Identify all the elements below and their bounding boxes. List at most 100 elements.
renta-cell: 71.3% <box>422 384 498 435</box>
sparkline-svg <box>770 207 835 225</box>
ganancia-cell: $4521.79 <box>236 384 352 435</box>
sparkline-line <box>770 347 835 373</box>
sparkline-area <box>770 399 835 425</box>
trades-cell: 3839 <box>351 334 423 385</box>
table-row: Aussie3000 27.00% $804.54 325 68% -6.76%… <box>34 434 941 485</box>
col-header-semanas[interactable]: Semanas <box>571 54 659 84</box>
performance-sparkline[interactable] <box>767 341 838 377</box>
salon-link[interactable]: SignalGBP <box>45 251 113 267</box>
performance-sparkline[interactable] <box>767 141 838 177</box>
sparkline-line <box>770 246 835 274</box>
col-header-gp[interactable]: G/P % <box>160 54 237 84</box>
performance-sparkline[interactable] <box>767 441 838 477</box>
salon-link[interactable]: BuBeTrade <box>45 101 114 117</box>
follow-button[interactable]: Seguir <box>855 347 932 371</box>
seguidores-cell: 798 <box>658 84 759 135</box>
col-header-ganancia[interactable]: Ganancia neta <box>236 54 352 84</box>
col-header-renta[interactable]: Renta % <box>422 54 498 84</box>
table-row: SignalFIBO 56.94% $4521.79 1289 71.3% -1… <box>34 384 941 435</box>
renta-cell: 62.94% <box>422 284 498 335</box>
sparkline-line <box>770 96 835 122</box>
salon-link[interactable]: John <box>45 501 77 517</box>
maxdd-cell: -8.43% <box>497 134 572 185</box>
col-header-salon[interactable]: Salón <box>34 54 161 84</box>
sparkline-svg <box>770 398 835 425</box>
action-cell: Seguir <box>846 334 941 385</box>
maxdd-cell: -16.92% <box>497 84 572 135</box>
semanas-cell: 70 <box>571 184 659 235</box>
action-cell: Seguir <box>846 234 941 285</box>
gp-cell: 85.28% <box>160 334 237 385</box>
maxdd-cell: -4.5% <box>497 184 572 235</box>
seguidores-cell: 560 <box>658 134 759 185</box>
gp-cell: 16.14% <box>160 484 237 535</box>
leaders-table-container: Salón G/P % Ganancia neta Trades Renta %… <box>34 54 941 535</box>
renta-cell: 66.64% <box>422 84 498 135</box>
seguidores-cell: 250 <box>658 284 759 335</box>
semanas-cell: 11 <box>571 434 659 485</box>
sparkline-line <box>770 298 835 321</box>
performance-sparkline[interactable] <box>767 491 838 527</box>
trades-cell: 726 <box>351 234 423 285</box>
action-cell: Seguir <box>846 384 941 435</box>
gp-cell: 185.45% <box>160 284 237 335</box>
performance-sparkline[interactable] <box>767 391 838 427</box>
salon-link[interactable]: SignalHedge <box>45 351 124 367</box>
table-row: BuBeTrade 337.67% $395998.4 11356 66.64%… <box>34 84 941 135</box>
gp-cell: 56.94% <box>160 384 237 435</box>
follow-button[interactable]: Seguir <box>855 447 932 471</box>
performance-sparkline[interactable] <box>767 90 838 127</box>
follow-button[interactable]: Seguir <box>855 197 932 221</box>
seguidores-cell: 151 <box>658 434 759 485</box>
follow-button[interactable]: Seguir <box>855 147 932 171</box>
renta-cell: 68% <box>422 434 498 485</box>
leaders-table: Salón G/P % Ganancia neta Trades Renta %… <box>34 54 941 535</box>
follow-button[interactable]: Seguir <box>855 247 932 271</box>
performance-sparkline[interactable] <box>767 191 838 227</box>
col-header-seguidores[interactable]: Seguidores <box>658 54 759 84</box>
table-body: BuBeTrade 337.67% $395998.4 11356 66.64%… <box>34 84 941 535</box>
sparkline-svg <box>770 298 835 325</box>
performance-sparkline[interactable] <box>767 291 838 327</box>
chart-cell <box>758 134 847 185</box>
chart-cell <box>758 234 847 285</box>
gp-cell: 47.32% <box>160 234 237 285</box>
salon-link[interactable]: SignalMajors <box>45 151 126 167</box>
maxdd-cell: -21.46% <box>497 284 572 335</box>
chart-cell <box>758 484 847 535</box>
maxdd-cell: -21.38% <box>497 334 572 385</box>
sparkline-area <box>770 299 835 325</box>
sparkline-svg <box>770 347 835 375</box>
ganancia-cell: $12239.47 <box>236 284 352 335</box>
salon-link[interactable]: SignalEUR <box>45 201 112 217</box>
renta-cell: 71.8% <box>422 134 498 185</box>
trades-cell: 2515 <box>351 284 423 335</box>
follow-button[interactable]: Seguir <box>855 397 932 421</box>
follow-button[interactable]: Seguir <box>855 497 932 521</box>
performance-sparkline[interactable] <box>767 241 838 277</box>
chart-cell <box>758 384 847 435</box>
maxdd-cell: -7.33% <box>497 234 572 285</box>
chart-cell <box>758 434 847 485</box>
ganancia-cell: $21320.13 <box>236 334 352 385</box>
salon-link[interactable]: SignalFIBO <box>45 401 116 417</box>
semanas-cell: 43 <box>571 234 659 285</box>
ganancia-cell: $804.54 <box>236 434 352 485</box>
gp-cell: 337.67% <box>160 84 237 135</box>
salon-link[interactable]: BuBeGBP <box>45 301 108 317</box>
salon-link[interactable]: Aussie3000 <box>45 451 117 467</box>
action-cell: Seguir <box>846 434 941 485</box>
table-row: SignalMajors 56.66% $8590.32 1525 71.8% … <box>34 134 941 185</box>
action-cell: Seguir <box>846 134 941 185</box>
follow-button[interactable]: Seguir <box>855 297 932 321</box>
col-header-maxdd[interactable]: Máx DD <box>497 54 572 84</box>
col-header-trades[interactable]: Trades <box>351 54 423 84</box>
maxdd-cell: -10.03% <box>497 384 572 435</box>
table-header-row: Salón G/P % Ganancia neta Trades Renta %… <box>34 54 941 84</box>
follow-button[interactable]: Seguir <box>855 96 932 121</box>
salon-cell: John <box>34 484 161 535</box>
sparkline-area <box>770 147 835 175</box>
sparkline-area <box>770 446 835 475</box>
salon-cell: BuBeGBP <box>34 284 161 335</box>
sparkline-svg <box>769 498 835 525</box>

* What is required *
Copy the rows without changes, starting at the first row and ending at the row that contains "sparkline-line <box>770 347 835 373</box>".

* Exercise answer *
Identify all the elements below and their bounding boxes. List at most 100 elements.
renta-cell: 71.3% <box>422 384 498 435</box>
sparkline-svg <box>770 207 835 225</box>
ganancia-cell: $4521.79 <box>236 384 352 435</box>
sparkline-line <box>770 347 835 373</box>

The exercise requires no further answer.